[Source data]
= = = =

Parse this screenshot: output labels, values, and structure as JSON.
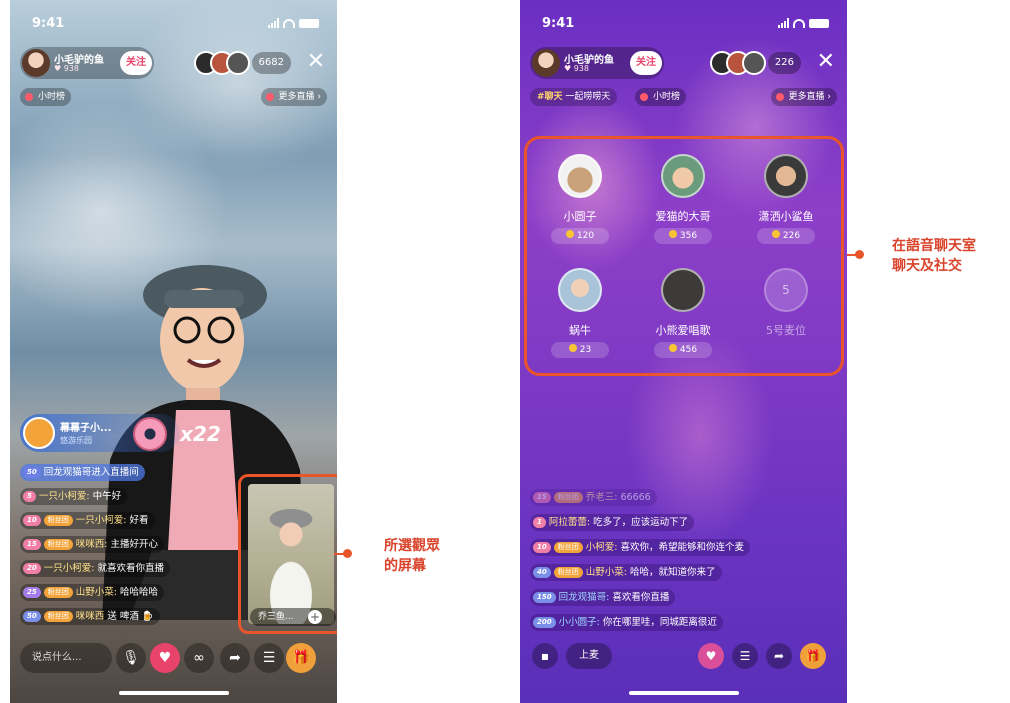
{
  "left_phone": {
    "status_time": "9:41",
    "host": {
      "name": "小毛驴的鱼",
      "fans": "938",
      "follow_label": "关注"
    },
    "viewer_count": "6682",
    "chips": {
      "hour_rank": "小时榜",
      "more_live": "更多直播"
    },
    "gift_banner": {
      "name": "幕幕子小...",
      "sub": "悠游乐园",
      "count": "x22"
    },
    "chat": [
      {
        "level": "50",
        "fan": "",
        "nick": "回龙观猫哥进入直播间",
        "text": ""
      },
      {
        "level": "5",
        "fan": "",
        "nick": "一只小柯爱:",
        "text": "中午好"
      },
      {
        "level": "10",
        "fan": "粉丝团",
        "nick": "一只小柯爱:",
        "text": "好看"
      },
      {
        "level": "15",
        "fan": "粉丝团",
        "nick": "咪咪西:",
        "text": "主播好开心"
      },
      {
        "level": "20",
        "fan": "",
        "nick": "一只小柯爱:",
        "text": "就喜欢看你直播"
      },
      {
        "level": "25",
        "fan": "粉丝团",
        "nick": "山野小菜:",
        "text": "哈哈哈哈"
      },
      {
        "level": "50",
        "fan": "粉丝团",
        "nick": "咪咪西",
        "text": "送 啤酒"
      }
    ],
    "pip_label": "乔三鱼...",
    "input_placeholder": "说点什么..."
  },
  "callouts": {
    "left": [
      "所選觀眾",
      "的屏幕"
    ],
    "right": [
      "在語音聊天室",
      "聊天及社交"
    ]
  },
  "right_phone": {
    "status_time": "9:41",
    "host": {
      "name": "小毛驴的鱼",
      "fans": "938",
      "follow_label": "关注"
    },
    "viewer_count": "226",
    "topic": {
      "tag": "#聊天",
      "text": "一起唠唠天"
    },
    "chips": {
      "hour_rank": "小时榜",
      "more_live": "更多直播"
    },
    "seats": [
      {
        "name": "小圆子",
        "coins": "120"
      },
      {
        "name": "爱猫的大哥",
        "coins": "356"
      },
      {
        "name": "潇洒小鲨鱼",
        "coins": "226"
      },
      {
        "name": "蜗牛",
        "coins": "23"
      },
      {
        "name": "小熊爱唱歌",
        "coins": "456"
      },
      {
        "name": "5号麦位",
        "coins": "",
        "slot": "5"
      }
    ],
    "chat": [
      {
        "level": "15",
        "fan": "粉丝团",
        "nick": "乔老三:",
        "text": "66666"
      },
      {
        "level": "1",
        "fan": "",
        "nick": "阿拉蕾蕾:",
        "text": "吃多了，应该运动下了"
      },
      {
        "level": "10",
        "fan": "粉丝团",
        "nick": "小柯爱:",
        "text": "喜欢你，希望能够和你连个麦"
      },
      {
        "level": "40",
        "fan": "粉丝团",
        "nick": "山野小菜:",
        "text": "哈哈，就知道你来了"
      },
      {
        "level": "150",
        "fan": "",
        "nick": "回龙观猫哥:",
        "text": "喜欢看你直播"
      },
      {
        "level": "200",
        "fan": "",
        "nick": "小小圆子:",
        "text": "你在哪里哇，同城距离很近"
      }
    ],
    "mic_label": "上麦"
  },
  "colors": {
    "callout": "#e8552b",
    "accent_pink": "#e8436a",
    "coin": "#f7c533"
  }
}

= = = =

### Aim
Set down every record once more, word for word, without pictures.

### Exercise answer
Parse this screenshot: output labels, values, and structure as JSON.
{
  "left_phone": {
    "status_time": "9:41",
    "host": {
      "name": "小毛驴的鱼",
      "fans": "938",
      "follow_label": "关注"
    },
    "viewer_count": "6682",
    "chips": {
      "hour_rank": "小时榜",
      "more_live": "更多直播"
    },
    "gift_banner": {
      "name": "幕幕子小...",
      "sub": "悠游乐园",
      "count": "x22"
    },
    "chat": [
      {
        "level": "50",
        "fan": "",
        "nick": "回龙观猫哥进入直播间",
        "text": ""
      },
      {
        "level": "5",
        "fan": "",
        "nick": "一只小柯爱:",
        "text": "中午好"
      },
      {
        "level": "10",
        "fan": "粉丝团",
        "nick": "一只小柯爱:",
        "text": "好看"
      },
      {
        "level": "15",
        "fan": "粉丝团",
        "nick": "咪咪西:",
        "text": "主播好开心"
      },
      {
        "level": "20",
        "fan": "",
        "nick": "一只小柯爱:",
        "text": "就喜欢看你直播"
      },
      {
        "level": "25",
        "fan": "粉丝团",
        "nick": "山野小菜:",
        "text": "哈哈哈哈"
      },
      {
        "level": "50",
        "fan": "粉丝团",
        "nick": "咪咪西",
        "text": "送 啤酒"
      }
    ],
    "pip_label": "乔三鱼...",
    "input_placeholder": "说点什么..."
  },
  "callouts": {
    "left": [
      "所選觀眾",
      "的屏幕"
    ],
    "right": [
      "在語音聊天室",
      "聊天及社交"
    ]
  },
  "right_phone": {
    "status_time": "9:41",
    "host": {
      "name": "小毛驴的鱼",
      "fans": "938",
      "follow_label": "关注"
    },
    "viewer_count": "226",
    "topic": {
      "tag": "#聊天",
      "text": "一起唠唠天"
    },
    "chips": {
      "hour_rank": "小时榜",
      "more_live": "更多直播"
    },
    "seats": [
      {
        "name": "小圆子",
        "coins": "120"
      },
      {
        "name": "爱猫的大哥",
        "coins": "356"
      },
      {
        "name": "潇洒小鲨鱼",
        "coins": "226"
      },
      {
        "name": "蜗牛",
        "coins": "23"
      },
      {
        "name": "小熊爱唱歌",
        "coins": "456"
      },
      {
        "name": "5号麦位",
        "coins": "",
        "slot": "5"
      }
    ],
    "chat": [
      {
        "level": "15",
        "fan": "粉丝团",
        "nick": "乔老三:",
        "text": "66666"
      },
      {
        "level": "1",
        "fan": "",
        "nick": "阿拉蕾蕾:",
        "text": "吃多了，应该运动下了"
      },
      {
        "level": "10",
        "fan": "粉丝团",
        "nick": "小柯爱:",
        "text": "喜欢你，希望能够和你连个麦"
      },
      {
        "level": "40",
        "fan": "粉丝团",
        "nick": "山野小菜:",
        "text": "哈哈，就知道你来了"
      },
      {
        "level": "150",
        "fan": "",
        "nick": "回龙观猫哥:",
        "text": "喜欢看你直播"
      },
      {
        "level": "200",
        "fan": "",
        "nick": "小小圆子:",
        "text": "你在哪里哇，同城距离很近"
      }
    ],
    "mic_label": "上麦"
  },
  "colors": {
    "callout": "#e8552b",
    "accent_pink": "#e8436a",
    "coin": "#f7c533"
  }
}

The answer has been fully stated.